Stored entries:
"""
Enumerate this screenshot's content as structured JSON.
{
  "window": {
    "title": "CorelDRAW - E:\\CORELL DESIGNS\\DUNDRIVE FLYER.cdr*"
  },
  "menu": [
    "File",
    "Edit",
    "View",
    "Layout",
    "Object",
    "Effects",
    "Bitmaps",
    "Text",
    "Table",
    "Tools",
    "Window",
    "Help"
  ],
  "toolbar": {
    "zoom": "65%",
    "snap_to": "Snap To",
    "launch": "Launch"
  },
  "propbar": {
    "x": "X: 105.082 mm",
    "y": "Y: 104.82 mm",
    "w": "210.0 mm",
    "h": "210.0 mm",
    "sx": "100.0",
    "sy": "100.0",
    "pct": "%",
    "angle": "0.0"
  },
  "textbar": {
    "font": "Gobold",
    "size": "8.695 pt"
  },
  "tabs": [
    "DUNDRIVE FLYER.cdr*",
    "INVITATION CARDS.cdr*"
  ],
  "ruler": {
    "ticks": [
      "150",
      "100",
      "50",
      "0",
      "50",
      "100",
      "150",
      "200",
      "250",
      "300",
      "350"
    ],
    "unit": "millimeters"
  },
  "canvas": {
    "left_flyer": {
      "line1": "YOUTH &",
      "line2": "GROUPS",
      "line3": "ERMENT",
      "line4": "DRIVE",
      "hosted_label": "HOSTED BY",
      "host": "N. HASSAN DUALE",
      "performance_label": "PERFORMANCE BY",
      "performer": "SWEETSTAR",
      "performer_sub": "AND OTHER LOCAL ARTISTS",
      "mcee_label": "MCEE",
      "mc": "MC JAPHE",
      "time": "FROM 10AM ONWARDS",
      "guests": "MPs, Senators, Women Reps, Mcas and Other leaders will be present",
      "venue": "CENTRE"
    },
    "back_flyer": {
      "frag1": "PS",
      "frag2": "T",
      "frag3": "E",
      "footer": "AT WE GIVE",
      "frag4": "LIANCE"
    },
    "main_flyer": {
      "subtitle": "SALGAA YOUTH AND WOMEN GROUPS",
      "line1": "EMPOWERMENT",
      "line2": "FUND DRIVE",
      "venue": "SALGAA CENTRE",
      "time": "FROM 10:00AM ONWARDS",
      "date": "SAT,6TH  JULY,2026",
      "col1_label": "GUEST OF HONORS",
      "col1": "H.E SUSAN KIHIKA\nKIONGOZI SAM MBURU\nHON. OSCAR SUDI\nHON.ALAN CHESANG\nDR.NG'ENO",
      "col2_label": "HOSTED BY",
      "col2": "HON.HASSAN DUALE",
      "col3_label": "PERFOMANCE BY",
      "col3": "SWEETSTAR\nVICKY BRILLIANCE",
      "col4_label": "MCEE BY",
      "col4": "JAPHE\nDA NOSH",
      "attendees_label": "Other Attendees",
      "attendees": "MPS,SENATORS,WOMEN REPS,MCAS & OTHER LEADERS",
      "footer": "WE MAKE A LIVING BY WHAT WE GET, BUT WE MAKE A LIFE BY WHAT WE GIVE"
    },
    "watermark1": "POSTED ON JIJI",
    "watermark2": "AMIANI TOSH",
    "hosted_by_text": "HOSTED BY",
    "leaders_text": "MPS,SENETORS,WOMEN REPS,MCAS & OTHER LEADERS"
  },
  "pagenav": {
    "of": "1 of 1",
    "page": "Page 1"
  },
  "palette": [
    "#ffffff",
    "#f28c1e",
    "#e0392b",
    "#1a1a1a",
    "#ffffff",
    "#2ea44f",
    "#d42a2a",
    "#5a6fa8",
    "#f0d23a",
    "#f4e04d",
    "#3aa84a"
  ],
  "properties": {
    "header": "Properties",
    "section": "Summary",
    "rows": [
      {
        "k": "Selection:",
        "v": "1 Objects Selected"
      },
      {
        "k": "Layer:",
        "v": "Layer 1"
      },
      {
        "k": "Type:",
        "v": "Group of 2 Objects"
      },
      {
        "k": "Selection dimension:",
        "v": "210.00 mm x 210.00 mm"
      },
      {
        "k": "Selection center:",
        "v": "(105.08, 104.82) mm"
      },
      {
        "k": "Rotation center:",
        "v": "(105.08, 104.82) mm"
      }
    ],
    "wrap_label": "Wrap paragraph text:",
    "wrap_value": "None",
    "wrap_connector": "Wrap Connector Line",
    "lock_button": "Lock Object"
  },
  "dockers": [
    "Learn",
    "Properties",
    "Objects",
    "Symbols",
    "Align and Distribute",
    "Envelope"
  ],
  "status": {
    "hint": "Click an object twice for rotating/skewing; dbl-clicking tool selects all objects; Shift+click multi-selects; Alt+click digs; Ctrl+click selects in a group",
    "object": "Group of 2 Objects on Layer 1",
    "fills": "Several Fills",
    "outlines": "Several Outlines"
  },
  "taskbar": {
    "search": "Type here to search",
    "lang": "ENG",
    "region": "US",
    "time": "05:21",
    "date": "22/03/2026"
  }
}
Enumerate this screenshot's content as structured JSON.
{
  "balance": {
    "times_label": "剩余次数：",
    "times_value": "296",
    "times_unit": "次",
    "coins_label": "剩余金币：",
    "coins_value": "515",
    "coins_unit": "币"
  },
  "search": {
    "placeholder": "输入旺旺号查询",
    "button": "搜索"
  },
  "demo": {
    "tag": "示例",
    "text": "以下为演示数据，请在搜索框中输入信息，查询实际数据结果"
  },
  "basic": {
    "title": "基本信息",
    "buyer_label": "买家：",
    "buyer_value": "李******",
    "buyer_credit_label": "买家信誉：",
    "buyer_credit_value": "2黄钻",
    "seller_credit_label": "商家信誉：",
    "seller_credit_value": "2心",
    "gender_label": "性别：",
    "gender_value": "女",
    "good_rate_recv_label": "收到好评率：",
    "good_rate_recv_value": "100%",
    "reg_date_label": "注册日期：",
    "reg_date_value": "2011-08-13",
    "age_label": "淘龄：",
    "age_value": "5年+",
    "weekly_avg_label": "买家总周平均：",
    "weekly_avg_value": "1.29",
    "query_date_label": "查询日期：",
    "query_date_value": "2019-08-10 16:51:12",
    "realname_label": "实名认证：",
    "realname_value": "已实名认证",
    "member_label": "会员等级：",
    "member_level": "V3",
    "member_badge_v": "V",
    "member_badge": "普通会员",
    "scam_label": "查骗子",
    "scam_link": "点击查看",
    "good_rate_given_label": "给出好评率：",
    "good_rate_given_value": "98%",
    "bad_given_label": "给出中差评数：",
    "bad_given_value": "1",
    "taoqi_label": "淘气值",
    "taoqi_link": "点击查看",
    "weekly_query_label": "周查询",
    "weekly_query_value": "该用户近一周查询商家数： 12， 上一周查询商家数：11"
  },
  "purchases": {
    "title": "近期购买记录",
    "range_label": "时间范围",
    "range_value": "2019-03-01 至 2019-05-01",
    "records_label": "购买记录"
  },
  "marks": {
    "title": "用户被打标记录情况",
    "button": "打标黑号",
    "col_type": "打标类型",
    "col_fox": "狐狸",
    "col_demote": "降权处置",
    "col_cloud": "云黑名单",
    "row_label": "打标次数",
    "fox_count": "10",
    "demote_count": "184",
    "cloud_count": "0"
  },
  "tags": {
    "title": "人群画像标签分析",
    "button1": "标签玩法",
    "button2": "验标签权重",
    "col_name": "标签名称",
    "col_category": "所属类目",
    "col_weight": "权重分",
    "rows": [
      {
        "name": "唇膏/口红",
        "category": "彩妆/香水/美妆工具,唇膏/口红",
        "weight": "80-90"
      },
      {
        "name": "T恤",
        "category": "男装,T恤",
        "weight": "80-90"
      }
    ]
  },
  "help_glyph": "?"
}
"""
Goal | In full and verbatim, repeat the records given above.

In response |
Enumerate this screenshot's content as structured JSON.
{
  "window": {
    "title": "CorelDRAW - E:\\CORELL DESIGNS\\DUNDRIVE FLYER.cdr*"
  },
  "menu": [
    "File",
    "Edit",
    "View",
    "Layout",
    "Object",
    "Effects",
    "Bitmaps",
    "Text",
    "Table",
    "Tools",
    "Window",
    "Help"
  ],
  "toolbar": {
    "zoom": "65%",
    "snap_to": "Snap To",
    "launch": "Launch"
  },
  "propbar": {
    "x": "X: 105.082 mm",
    "y": "Y: 104.82 mm",
    "w": "210.0 mm",
    "h": "210.0 mm",
    "sx": "100.0",
    "sy": "100.0",
    "pct": "%",
    "angle": "0.0"
  },
  "textbar": {
    "font": "Gobold",
    "size": "8.695 pt"
  },
  "tabs": [
    "DUNDRIVE FLYER.cdr*",
    "INVITATION CARDS.cdr*"
  ],
  "ruler": {
    "ticks": [
      "150",
      "100",
      "50",
      "0",
      "50",
      "100",
      "150",
      "200",
      "250",
      "300",
      "350"
    ],
    "unit": "millimeters"
  },
  "canvas": {
    "left_flyer": {
      "line1": "YOUTH &",
      "line2": "GROUPS",
      "line3": "ERMENT",
      "line4": "DRIVE",
      "hosted_label": "HOSTED BY",
      "host": "N. HASSAN DUALE",
      "performance_label": "PERFORMANCE BY",
      "performer": "SWEETSTAR",
      "performer_sub": "AND OTHER LOCAL ARTISTS",
      "mcee_label": "MCEE",
      "mc": "MC JAPHE",
      "time": "FROM 10AM ONWARDS",
      "guests": "MPs, Senators, Women Reps, Mcas and Other leaders will be present",
      "venue": "CENTRE"
    },
    "back_flyer": {
      "frag1": "PS",
      "frag2": "T",
      "frag3": "E",
      "footer": "AT WE GIVE",
      "frag4": "LIANCE"
    },
    "main_flyer": {
      "subtitle": "SALGAA YOUTH AND WOMEN GROUPS",
      "line1": "EMPOWERMENT",
      "line2": "FUND DRIVE",
      "venue": "SALGAA CENTRE",
      "time": "FROM 10:00AM ONWARDS",
      "date": "SAT,6TH  JULY,2026",
      "col1_label": "GUEST OF HONORS",
      "col1": "H.E SUSAN KIHIKA\nKIONGOZI SAM MBURU\nHON. OSCAR SUDI\nHON.ALAN CHESANG\nDR.NG'ENO",
      "col2_label": "HOSTED BY",
      "col2": "HON.HASSAN DUALE",
      "col3_label": "PERFOMANCE BY",
      "col3": "SWEETSTAR\nVICKY BRILLIANCE",
      "col4_label": "MCEE BY",
      "col4": "JAPHE\nDA NOSH",
      "attendees_label": "Other Attendees",
      "attendees": "MPS,SENATORS,WOMEN REPS,MCAS & OTHER LEADERS",
      "footer": "WE MAKE A LIVING BY WHAT WE GET, BUT WE MAKE A LIFE BY WHAT WE GIVE"
    },
    "watermark1": "POSTED ON JIJI",
    "watermark2": "AMIANI TOSH",
    "hosted_by_text": "HOSTED BY",
    "leaders_text": "MPS,SENETORS,WOMEN REPS,MCAS & OTHER LEADERS"
  },
  "pagenav": {
    "of": "1 of 1",
    "page": "Page 1"
  },
  "palette": [
    "#ffffff",
    "#f28c1e",
    "#e0392b",
    "#1a1a1a",
    "#ffffff",
    "#2ea44f",
    "#d42a2a",
    "#5a6fa8",
    "#f0d23a",
    "#f4e04d",
    "#3aa84a"
  ],
  "properties": {
    "header": "Properties",
    "section": "Summary",
    "rows": [
      {
        "k": "Selection:",
        "v": "1 Objects Selected"
      },
      {
        "k": "Layer:",
        "v": "Layer 1"
      },
      {
        "k": "Type:",
        "v": "Group of 2 Objects"
      },
      {
        "k": "Selection dimension:",
        "v": "210.00 mm x 210.00 mm"
      },
      {
        "k": "Selection center:",
        "v": "(105.08, 104.82) mm"
      },
      {
        "k": "Rotation center:",
        "v": "(105.08, 104.82) mm"
      }
    ],
    "wrap_label": "Wrap paragraph text:",
    "wrap_value": "None",
    "wrap_connector": "Wrap Connector Line",
    "lock_button": "Lock Object"
  },
  "dockers": [
    "Learn",
    "Properties",
    "Objects",
    "Symbols",
    "Align and Distribute",
    "Envelope"
  ],
  "status": {
    "hint": "Click an object twice for rotating/skewing; dbl-clicking tool selects all objects; Shift+click multi-selects; Alt+click digs; Ctrl+click selects in a group",
    "object": "Group of 2 Objects on Layer 1",
    "fills": "Several Fills",
    "outlines": "Several Outlines"
  },
  "taskbar": {
    "search": "Type here to search",
    "lang": "ENG",
    "region": "US",
    "time": "05:21",
    "date": "22/03/2026"
  }
}
Enumerate this screenshot's content as structured JSON.
{
  "balance": {
    "times_label": "剩余次数：",
    "times_value": "296",
    "times_unit": "次",
    "coins_label": "剩余金币：",
    "coins_value": "515",
    "coins_unit": "币"
  },
  "search": {
    "placeholder": "输入旺旺号查询",
    "button": "搜索"
  },
  "demo": {
    "tag": "示例",
    "text": "以下为演示数据，请在搜索框中输入信息，查询实际数据结果"
  },
  "basic": {
    "title": "基本信息",
    "buyer_label": "买家：",
    "buyer_value": "李******",
    "buyer_credit_label": "买家信誉：",
    "buyer_credit_value": "2黄钻",
    "seller_credit_label": "商家信誉：",
    "seller_credit_value": "2心",
    "gender_label": "性别：",
    "gender_value": "女",
    "good_rate_recv_label": "收到好评率：",
    "good_rate_recv_value": "100%",
    "reg_date_label": "注册日期：",
    "reg_date_value": "2011-08-13",
    "age_label": "淘龄：",
    "age_value": "5年+",
    "weekly_avg_label": "买家总周平均：",
    "weekly_avg_value": "1.29",
    "query_date_label": "查询日期：",
    "query_date_value": "2019-08-10 16:51:12",
    "realname_label": "实名认证：",
    "realname_value": "已实名认证",
    "member_label": "会员等级：",
    "member_level": "V3",
    "member_badge_v": "V",
    "member_badge": "普通会员",
    "scam_label": "查骗子",
    "scam_link": "点击查看",
    "good_rate_given_label": "给出好评率：",
    "good_rate_given_value": "98%",
    "bad_given_label": "给出中差评数：",
    "bad_given_value": "1",
    "taoqi_label": "淘气值",
    "taoqi_link": "点击查看",
    "weekly_query_label": "周查询",
    "weekly_query_value": "该用户近一周查询商家数： 12， 上一周查询商家数：11"
  },
  "purchases": {
    "title": "近期购买记录",
    "range_label": "时间范围",
    "range_value": "2019-03-01 至 2019-05-01",
    "records_label": "购买记录"
  },
  "marks": {
    "title": "用户被打标记录情况",
    "button": "打标黑号",
    "col_type": "打标类型",
    "col_fox": "狐狸",
    "col_demote": "降权处置",
    "col_cloud": "云黑名单",
    "row_label": "打标次数",
    "fox_count": "10",
    "demote_count": "184",
    "cloud_count": "0"
  },
  "tags": {
    "title": "人群画像标签分析",
    "button1": "标签玩法",
    "button2": "验标签权重",
    "col_name": "标签名称",
    "col_category": "所属类目",
    "col_weight": "权重分",
    "rows": [
      {
        "name": "唇膏/口红",
        "category": "彩妆/香水/美妆工具,唇膏/口红",
        "weight": "80-90"
      },
      {
        "name": "T恤",
        "category": "男装,T恤",
        "weight": "80-90"
      }
    ]
  },
  "help_glyph": "?"
}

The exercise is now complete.